Task prompt: Every entry below must be repeated exactly; skip the pictures.

Items from a dataset:
--- start ---

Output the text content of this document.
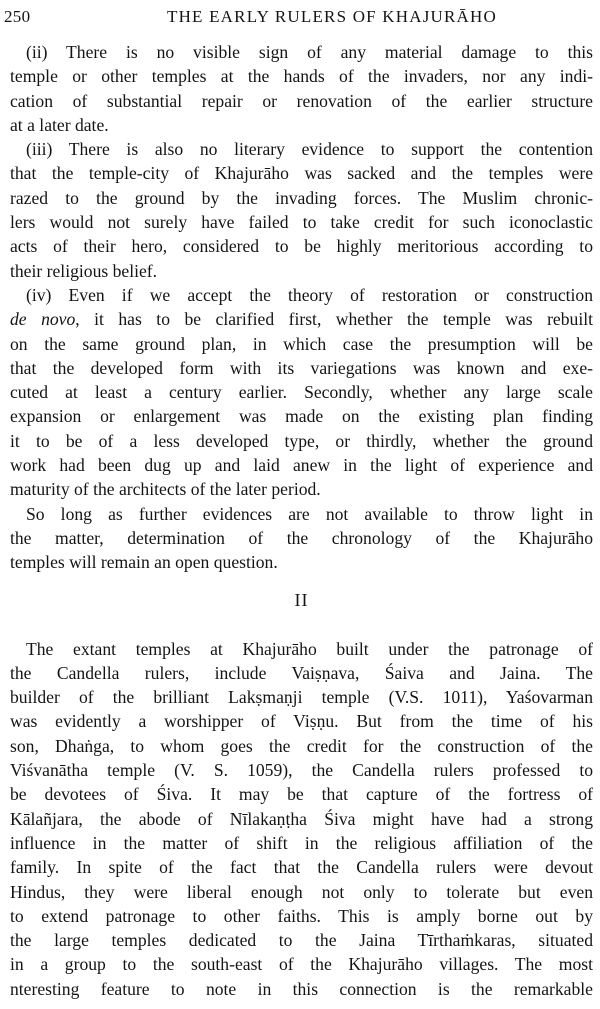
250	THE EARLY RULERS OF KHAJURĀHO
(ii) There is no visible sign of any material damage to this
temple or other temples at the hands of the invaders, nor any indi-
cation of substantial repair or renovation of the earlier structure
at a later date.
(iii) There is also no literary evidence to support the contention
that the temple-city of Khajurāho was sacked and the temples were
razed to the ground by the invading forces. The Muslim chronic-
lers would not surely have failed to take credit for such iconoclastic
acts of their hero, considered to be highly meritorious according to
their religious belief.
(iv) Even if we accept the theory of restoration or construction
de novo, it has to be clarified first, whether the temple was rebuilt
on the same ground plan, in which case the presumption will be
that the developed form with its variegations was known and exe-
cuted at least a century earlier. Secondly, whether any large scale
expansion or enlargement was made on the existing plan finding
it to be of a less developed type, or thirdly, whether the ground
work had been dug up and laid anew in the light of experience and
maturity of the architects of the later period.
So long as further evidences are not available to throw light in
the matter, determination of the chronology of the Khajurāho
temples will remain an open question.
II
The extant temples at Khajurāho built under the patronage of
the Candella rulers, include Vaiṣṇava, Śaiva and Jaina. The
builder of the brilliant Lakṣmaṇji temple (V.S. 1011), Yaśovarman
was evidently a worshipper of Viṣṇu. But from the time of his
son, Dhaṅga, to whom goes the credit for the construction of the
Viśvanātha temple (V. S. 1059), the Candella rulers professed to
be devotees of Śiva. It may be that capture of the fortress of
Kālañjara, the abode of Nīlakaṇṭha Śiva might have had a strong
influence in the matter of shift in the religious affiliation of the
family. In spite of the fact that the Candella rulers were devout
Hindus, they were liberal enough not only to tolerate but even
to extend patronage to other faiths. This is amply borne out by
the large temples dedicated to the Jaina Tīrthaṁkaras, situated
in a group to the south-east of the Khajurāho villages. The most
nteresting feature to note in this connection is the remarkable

--- end ---

Full response:
Output the text content of this document.
250	THE EARLY RULERS OF KHAJURĀHO
(ii) There is no visible sign of any material damage to this
temple or other temples at the hands of the invaders, nor any indi-
cation of substantial repair or renovation of the earlier structure
at a later date.
(iii) There is also no literary evidence to support the contention
that the temple-city of Khajurāho was sacked and the temples were
razed to the ground by the invading forces. The Muslim chronic-
lers would not surely have failed to take credit for such iconoclastic
acts of their hero, considered to be highly meritorious according to
their religious belief.
(iv) Even if we accept the theory of restoration or construction
de novo, it has to be clarified first, whether the temple was rebuilt
on the same ground plan, in which case the presumption will be
that the developed form with its variegations was known and exe-
cuted at least a century earlier. Secondly, whether any large scale
expansion or enlargement was made on the existing plan finding
it to be of a less developed type, or thirdly, whether the ground
work had been dug up and laid anew in the light of experience and
maturity of the architects of the later period.
So long as further evidences are not available to throw light in
the matter, determination of the chronology of the Khajurāho
temples will remain an open question.
II
The extant temples at Khajurāho built under the patronage of
the Candella rulers, include Vaiṣṇava, Śaiva and Jaina. The
builder of the brilliant Lakṣmaṇji temple (V.S. 1011), Yaśovarman
was evidently a worshipper of Viṣṇu. But from the time of his
son, Dhaṅga, to whom goes the credit for the construction of the
Viśvanātha temple (V. S. 1059), the Candella rulers professed to
be devotees of Śiva. It may be that capture of the fortress of
Kālañjara, the abode of Nīlakaṇṭha Śiva might have had a strong
influence in the matter of shift in the religious affiliation of the
family. In spite of the fact that the Candella rulers were devout
Hindus, they were liberal enough not only to tolerate but even
to extend patronage to other faiths. This is amply borne out by
the large temples dedicated to the Jaina Tīrthaṁkaras, situated
in a group to the south-east of the Khajurāho villages. The most
nteresting feature to note in this connection is the remarkable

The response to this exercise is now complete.